== Excerto selecionado

Tive o privilégio de, ao ser seu amigo, e de sempre me cumprimentar com um sorriso largo invocando um termo angolano de um povo bantu, o ouvir falar muito sobre o que pensava desse rumo, e ainda sobre a necessidade de termos de saber alargar a base da consensualização estratégica de desígnios nacionais, para além da transitoriedade dos governos, o que persistimos em não querer ver, com as consequências que hoje estão à vista de todos.
Neste momento, aqui e agora, face à dimensão dos problemas que se deparam como povo e como país esta parece-me dever ser a essência do que lhe deve ser imputado como pensador mas também como homem de acção.

As nossas diferentes opções partidárias nunca nos impediram de partilharmos a enorme importância de se consensualizarem desígnios nacionais comuns e do que representa a lusofonia.

====

• **O que fazer**
1 – Transcreve do excerto sobre os desígnios nacionais o trecho que começa em "Tive o privilégio" e termina em "vista de todos.".
2 – Prossegue o excerto sobre os desígnios nacionais a partir da última frase apresentada.
Os itens que vêm a seguir são material independente do excerto.

== Extrato de dados

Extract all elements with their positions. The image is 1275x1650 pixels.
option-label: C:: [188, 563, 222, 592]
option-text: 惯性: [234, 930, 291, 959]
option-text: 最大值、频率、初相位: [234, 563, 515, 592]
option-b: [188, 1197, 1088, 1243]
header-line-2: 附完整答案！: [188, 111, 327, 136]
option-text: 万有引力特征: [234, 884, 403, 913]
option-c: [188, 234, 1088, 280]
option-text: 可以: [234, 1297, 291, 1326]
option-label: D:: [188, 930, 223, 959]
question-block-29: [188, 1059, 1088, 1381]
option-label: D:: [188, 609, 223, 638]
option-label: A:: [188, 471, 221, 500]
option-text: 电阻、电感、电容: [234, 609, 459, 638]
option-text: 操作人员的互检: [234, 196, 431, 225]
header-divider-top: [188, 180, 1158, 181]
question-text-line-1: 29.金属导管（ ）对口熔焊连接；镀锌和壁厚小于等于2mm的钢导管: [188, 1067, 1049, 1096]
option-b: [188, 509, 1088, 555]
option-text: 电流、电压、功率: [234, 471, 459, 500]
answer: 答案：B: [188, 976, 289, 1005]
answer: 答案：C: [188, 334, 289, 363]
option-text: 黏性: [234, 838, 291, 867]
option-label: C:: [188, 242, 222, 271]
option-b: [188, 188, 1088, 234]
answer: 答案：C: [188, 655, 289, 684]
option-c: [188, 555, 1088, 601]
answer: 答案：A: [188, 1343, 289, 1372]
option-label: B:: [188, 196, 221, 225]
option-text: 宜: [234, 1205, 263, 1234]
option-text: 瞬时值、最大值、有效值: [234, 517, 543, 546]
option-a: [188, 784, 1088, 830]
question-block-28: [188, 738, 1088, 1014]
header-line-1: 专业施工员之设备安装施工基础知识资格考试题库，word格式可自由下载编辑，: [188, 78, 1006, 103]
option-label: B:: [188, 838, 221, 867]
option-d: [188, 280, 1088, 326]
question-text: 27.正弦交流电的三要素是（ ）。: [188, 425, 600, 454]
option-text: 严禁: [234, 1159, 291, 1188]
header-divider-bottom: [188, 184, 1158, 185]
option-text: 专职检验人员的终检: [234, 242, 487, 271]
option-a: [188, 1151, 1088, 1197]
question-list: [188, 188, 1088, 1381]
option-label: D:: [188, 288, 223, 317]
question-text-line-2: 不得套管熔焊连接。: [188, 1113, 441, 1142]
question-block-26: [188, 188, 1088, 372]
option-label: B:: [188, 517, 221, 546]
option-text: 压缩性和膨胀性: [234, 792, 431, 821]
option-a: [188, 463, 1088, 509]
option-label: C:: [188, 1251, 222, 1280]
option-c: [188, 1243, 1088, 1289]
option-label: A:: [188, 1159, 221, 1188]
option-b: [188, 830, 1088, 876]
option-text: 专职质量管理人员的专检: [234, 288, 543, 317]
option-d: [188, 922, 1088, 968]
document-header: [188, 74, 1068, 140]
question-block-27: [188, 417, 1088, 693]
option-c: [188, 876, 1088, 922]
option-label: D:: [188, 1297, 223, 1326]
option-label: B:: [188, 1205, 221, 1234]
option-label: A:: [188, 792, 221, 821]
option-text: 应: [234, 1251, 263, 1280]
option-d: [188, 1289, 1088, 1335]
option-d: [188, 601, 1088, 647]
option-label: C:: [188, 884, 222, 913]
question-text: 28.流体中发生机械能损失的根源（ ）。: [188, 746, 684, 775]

====

• **Respostas aos exercícios**
1 –
Tive o privilégio de, ao ser seu amigo, e de sempre me cumprimentar com um sorriso largo invocando um termo angolano de um povo bantu, o ouvir falar muito sobre o que pensava desse rumo, e ainda sobre a necessidade de termos de saber alargar a base da consensualização estratégica de desígnios nacionais, para além da transitoriedade dos governos, o que persistimos em não querer ver, com as consequências que hoje estão à vista de todos.

2 –
Os cargos e lugares por onde Nascimento Rodrigues serviu foram instrumentos de uma vida coerente, forjada em ideias claras que tiveram sempre por base o serviço ao bem comum objectivo que efectiva e racionalmente nunca abandonou – repito porque nunca é demais – a ideia de um Portugal moderno e eficiente e de progresso solidário, suportado numa concepção universalista e tolerante.

Face à magnitude dos desafios que hoje se deparam e que não poderemos deixar de ultrapassar, esta homenagem pode e deve ser também um momento de reflexão para todos sobre a necessidade de, na nossa terra fazer prevalecer o político sobre o económico como também o homenageado defendia.

Para o efeito é muito útil e proveitoso que vejamos, ouçamos e leiamos o ouvidor do Kimbo no blogue com o mesmo nome. É o maior tributo que lhe podemos prestar. Bem haja à sua família por o ter preservado e a quem cumprimento com muito respeito,
Muito Obrigado.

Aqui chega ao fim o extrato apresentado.